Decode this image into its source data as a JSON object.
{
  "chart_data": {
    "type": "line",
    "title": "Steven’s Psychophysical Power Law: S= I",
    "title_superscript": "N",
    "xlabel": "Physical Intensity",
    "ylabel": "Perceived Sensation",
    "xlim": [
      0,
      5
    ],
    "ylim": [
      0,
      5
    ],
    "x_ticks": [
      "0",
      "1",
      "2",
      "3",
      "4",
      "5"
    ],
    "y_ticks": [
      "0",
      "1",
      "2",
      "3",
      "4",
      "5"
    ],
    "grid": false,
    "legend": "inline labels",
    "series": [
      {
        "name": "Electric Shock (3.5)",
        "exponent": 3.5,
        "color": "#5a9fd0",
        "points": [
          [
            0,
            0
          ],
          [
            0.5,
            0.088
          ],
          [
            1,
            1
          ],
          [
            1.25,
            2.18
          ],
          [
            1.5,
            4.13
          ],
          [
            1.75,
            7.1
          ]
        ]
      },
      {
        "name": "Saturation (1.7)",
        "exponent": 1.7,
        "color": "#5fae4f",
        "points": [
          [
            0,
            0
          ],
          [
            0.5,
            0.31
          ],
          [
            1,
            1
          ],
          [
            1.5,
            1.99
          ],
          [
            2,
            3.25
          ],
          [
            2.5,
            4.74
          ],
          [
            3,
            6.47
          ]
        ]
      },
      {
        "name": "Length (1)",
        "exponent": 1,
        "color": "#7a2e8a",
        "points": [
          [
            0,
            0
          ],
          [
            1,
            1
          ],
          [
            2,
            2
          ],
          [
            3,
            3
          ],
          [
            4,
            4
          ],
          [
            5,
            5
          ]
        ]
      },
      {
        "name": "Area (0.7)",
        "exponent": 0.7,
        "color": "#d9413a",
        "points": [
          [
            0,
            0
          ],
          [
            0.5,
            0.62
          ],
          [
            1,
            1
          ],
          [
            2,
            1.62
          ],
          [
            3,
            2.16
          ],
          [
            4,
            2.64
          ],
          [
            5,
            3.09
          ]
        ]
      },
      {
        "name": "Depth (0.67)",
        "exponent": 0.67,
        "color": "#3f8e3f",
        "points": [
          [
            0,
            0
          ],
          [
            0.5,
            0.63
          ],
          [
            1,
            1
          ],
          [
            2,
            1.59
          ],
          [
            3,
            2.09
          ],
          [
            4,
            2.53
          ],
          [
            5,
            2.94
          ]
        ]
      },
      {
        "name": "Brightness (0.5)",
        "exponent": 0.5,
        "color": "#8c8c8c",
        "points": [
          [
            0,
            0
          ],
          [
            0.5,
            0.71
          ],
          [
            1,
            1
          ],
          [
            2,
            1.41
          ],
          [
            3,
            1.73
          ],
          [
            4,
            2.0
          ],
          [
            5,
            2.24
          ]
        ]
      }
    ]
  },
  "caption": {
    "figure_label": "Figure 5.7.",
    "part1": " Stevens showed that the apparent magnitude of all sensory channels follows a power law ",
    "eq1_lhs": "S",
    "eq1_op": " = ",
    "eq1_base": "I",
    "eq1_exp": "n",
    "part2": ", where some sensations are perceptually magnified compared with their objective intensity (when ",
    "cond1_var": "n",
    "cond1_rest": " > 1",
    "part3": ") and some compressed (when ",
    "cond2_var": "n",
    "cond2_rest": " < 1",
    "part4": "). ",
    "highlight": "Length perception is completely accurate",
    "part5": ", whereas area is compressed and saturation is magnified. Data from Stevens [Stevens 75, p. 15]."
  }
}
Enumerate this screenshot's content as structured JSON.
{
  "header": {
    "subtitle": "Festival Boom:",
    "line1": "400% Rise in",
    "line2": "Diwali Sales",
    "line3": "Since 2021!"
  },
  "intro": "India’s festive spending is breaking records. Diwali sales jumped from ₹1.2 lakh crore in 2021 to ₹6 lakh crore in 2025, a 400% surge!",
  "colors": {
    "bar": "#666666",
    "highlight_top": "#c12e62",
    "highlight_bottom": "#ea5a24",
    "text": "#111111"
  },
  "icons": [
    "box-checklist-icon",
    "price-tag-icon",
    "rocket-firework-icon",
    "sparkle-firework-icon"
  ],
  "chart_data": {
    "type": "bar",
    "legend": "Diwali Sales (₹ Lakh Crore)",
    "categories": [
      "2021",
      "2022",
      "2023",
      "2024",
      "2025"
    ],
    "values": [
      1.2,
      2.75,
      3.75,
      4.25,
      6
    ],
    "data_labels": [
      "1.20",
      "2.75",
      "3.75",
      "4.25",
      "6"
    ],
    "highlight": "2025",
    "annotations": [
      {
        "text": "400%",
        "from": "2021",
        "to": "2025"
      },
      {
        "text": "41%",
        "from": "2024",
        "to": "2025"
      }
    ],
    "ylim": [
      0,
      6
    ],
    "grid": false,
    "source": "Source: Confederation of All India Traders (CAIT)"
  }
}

• WHAT THE TASK REQUIRES: Return every line holding the word "firework" from the records.

• SOLUTION TO THIS TASK:
    "rocket-firework-icon",
    "sparkle-firework-icon"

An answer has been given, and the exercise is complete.